What you need to do =
Are you able to retype all the records below exactly?

Dataset listings of figures:
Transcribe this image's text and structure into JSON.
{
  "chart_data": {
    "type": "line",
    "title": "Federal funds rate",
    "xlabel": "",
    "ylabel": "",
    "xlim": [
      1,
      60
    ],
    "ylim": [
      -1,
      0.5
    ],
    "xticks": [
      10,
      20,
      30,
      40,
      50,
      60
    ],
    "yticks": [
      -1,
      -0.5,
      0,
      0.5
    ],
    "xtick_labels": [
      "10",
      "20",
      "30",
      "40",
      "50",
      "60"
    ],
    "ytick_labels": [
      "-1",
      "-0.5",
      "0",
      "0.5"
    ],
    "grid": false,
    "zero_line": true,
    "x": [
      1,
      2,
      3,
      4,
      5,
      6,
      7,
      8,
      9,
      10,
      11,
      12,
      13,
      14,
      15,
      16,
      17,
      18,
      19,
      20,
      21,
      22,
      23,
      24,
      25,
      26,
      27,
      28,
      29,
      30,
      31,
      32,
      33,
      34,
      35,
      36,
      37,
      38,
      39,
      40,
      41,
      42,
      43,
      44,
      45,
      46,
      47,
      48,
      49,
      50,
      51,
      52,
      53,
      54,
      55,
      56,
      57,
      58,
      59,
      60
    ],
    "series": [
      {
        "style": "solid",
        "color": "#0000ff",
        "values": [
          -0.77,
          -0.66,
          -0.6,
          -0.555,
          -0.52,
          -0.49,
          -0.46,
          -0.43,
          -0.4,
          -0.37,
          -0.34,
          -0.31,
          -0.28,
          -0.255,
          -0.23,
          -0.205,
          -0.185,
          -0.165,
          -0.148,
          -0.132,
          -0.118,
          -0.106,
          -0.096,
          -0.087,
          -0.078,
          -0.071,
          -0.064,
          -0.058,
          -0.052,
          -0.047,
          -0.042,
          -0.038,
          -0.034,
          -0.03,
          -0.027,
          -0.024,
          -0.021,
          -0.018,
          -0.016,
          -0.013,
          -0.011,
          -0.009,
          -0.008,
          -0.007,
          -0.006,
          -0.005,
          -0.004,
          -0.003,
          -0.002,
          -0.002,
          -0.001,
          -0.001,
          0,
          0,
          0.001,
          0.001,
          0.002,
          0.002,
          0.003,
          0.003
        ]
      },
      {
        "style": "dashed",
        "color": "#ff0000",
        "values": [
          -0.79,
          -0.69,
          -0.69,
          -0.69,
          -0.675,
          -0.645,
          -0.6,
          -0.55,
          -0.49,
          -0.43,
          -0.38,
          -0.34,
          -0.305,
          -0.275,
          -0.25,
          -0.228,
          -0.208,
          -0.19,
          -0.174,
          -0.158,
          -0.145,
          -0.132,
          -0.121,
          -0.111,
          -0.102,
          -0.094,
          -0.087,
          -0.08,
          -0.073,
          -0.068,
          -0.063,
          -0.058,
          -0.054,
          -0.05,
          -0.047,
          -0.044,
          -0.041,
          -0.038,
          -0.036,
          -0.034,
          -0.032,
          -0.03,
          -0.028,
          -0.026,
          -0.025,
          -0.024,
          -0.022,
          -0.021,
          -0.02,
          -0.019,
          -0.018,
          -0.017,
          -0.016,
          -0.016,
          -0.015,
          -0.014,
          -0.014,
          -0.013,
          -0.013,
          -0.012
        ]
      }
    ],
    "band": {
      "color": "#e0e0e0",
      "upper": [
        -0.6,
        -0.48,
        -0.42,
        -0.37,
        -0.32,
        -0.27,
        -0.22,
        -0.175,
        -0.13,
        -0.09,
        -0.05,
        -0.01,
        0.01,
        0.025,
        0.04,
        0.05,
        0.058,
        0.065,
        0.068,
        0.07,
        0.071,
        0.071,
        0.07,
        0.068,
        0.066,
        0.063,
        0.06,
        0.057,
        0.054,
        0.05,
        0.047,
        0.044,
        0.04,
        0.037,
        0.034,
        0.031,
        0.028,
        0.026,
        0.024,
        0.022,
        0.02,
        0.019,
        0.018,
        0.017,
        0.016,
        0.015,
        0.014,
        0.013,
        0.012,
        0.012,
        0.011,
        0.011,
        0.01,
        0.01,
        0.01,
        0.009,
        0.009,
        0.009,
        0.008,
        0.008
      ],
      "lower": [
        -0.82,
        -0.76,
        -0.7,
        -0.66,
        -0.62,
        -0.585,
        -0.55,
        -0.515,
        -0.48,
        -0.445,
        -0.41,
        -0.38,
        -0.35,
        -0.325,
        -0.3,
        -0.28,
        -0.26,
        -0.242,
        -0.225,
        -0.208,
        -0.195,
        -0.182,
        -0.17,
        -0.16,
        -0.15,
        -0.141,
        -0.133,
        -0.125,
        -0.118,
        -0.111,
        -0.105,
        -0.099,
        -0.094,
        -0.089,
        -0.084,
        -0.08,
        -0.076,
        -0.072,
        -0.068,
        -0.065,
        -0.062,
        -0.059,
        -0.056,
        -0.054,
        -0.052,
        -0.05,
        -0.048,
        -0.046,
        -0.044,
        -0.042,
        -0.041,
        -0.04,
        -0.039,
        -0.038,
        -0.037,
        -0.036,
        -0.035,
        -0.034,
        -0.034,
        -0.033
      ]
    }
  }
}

Task result =
Transcribe this image's text and structure into JSON.
{
  "chart_data": {
    "type": "line",
    "title": "Federal funds rate",
    "xlabel": "",
    "ylabel": "",
    "xlim": [
      1,
      60
    ],
    "ylim": [
      -1,
      0.5
    ],
    "xticks": [
      10,
      20,
      30,
      40,
      50,
      60
    ],
    "yticks": [
      -1,
      -0.5,
      0,
      0.5
    ],
    "xtick_labels": [
      "10",
      "20",
      "30",
      "40",
      "50",
      "60"
    ],
    "ytick_labels": [
      "-1",
      "-0.5",
      "0",
      "0.5"
    ],
    "grid": false,
    "zero_line": true,
    "x": [
      1,
      2,
      3,
      4,
      5,
      6,
      7,
      8,
      9,
      10,
      11,
      12,
      13,
      14,
      15,
      16,
      17,
      18,
      19,
      20,
      21,
      22,
      23,
      24,
      25,
      26,
      27,
      28,
      29,
      30,
      31,
      32,
      33,
      34,
      35,
      36,
      37,
      38,
      39,
      40,
      41,
      42,
      43,
      44,
      45,
      46,
      47,
      48,
      49,
      50,
      51,
      52,
      53,
      54,
      55,
      56,
      57,
      58,
      59,
      60
    ],
    "series": [
      {
        "style": "solid",
        "color": "#0000ff",
        "values": [
          -0.77,
          -0.66,
          -0.6,
          -0.555,
          -0.52,
          -0.49,
          -0.46,
          -0.43,
          -0.4,
          -0.37,
          -0.34,
          -0.31,
          -0.28,
          -0.255,
          -0.23,
          -0.205,
          -0.185,
          -0.165,
          -0.148,
          -0.132,
          -0.118,
          -0.106,
          -0.096,
          -0.087,
          -0.078,
          -0.071,
          -0.064,
          -0.058,
          -0.052,
          -0.047,
          -0.042,
          -0.038,
          -0.034,
          -0.03,
          -0.027,
          -0.024,
          -0.021,
          -0.018,
          -0.016,
          -0.013,
          -0.011,
          -0.009,
          -0.008,
          -0.007,
          -0.006,
          -0.005,
          -0.004,
          -0.003,
          -0.002,
          -0.002,
          -0.001,
          -0.001,
          0,
          0,
          0.001,
          0.001,
          0.002,
          0.002,
          0.003,
          0.003
        ]
      },
      {
        "style": "dashed",
        "color": "#ff0000",
        "values": [
          -0.79,
          -0.69,
          -0.69,
          -0.69,
          -0.675,
          -0.645,
          -0.6,
          -0.55,
          -0.49,
          -0.43,
          -0.38,
          -0.34,
          -0.305,
          -0.275,
          -0.25,
          -0.228,
          -0.208,
          -0.19,
          -0.174,
          -0.158,
          -0.145,
          -0.132,
          -0.121,
          -0.111,
          -0.102,
          -0.094,
          -0.087,
          -0.08,
          -0.073,
          -0.068,
          -0.063,
          -0.058,
          -0.054,
          -0.05,
          -0.047,
          -0.044,
          -0.041,
          -0.038,
          -0.036,
          -0.034,
          -0.032,
          -0.03,
          -0.028,
          -0.026,
          -0.025,
          -0.024,
          -0.022,
          -0.021,
          -0.02,
          -0.019,
          -0.018,
          -0.017,
          -0.016,
          -0.016,
          -0.015,
          -0.014,
          -0.014,
          -0.013,
          -0.013,
          -0.012
        ]
      }
    ],
    "band": {
      "color": "#e0e0e0",
      "upper": [
        -0.6,
        -0.48,
        -0.42,
        -0.37,
        -0.32,
        -0.27,
        -0.22,
        -0.175,
        -0.13,
        -0.09,
        -0.05,
        -0.01,
        0.01,
        0.025,
        0.04,
        0.05,
        0.058,
        0.065,
        0.068,
        0.07,
        0.071,
        0.071,
        0.07,
        0.068,
        0.066,
        0.063,
        0.06,
        0.057,
        0.054,
        0.05,
        0.047,
        0.044,
        0.04,
        0.037,
        0.034,
        0.031,
        0.028,
        0.026,
        0.024,
        0.022,
        0.02,
        0.019,
        0.018,
        0.017,
        0.016,
        0.015,
        0.014,
        0.013,
        0.012,
        0.012,
        0.011,
        0.011,
        0.01,
        0.01,
        0.01,
        0.009,
        0.009,
        0.009,
        0.008,
        0.008
      ],
      "lower": [
        -0.82,
        -0.76,
        -0.7,
        -0.66,
        -0.62,
        -0.585,
        -0.55,
        -0.515,
        -0.48,
        -0.445,
        -0.41,
        -0.38,
        -0.35,
        -0.325,
        -0.3,
        -0.28,
        -0.26,
        -0.242,
        -0.225,
        -0.208,
        -0.195,
        -0.182,
        -0.17,
        -0.16,
        -0.15,
        -0.141,
        -0.133,
        -0.125,
        -0.118,
        -0.111,
        -0.105,
        -0.099,
        -0.094,
        -0.089,
        -0.084,
        -0.08,
        -0.076,
        -0.072,
        -0.068,
        -0.065,
        -0.062,
        -0.059,
        -0.056,
        -0.054,
        -0.052,
        -0.05,
        -0.048,
        -0.046,
        -0.044,
        -0.042,
        -0.041,
        -0.04,
        -0.039,
        -0.038,
        -0.037,
        -0.036,
        -0.035,
        -0.034,
        -0.034,
        -0.033
      ]
    }
  }
}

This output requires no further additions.